• _Written problem_: Go through the lines below and copy each one that holds the string "ffffff".

[Chart and figure data]

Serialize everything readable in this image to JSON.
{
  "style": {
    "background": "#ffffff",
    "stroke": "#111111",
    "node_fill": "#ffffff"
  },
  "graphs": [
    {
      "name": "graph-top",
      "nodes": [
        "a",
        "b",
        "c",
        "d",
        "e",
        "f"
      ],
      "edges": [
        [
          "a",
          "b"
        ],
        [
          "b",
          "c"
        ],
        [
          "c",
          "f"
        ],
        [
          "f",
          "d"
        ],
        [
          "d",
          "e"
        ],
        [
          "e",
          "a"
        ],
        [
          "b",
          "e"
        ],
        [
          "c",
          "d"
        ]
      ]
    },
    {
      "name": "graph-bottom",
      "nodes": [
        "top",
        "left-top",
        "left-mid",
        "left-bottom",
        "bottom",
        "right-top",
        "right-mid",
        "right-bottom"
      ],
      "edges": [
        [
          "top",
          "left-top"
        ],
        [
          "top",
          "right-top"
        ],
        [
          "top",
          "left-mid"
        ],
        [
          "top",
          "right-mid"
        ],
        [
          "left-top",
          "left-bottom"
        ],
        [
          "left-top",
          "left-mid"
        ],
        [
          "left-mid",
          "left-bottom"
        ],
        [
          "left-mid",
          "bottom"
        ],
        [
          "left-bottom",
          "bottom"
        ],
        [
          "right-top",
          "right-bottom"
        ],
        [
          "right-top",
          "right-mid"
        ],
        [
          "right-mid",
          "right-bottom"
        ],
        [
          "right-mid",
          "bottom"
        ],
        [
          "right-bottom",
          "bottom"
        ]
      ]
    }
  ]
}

• _Solution_:
    "background": "#ffffff",
    "node_fill": "#ffffff"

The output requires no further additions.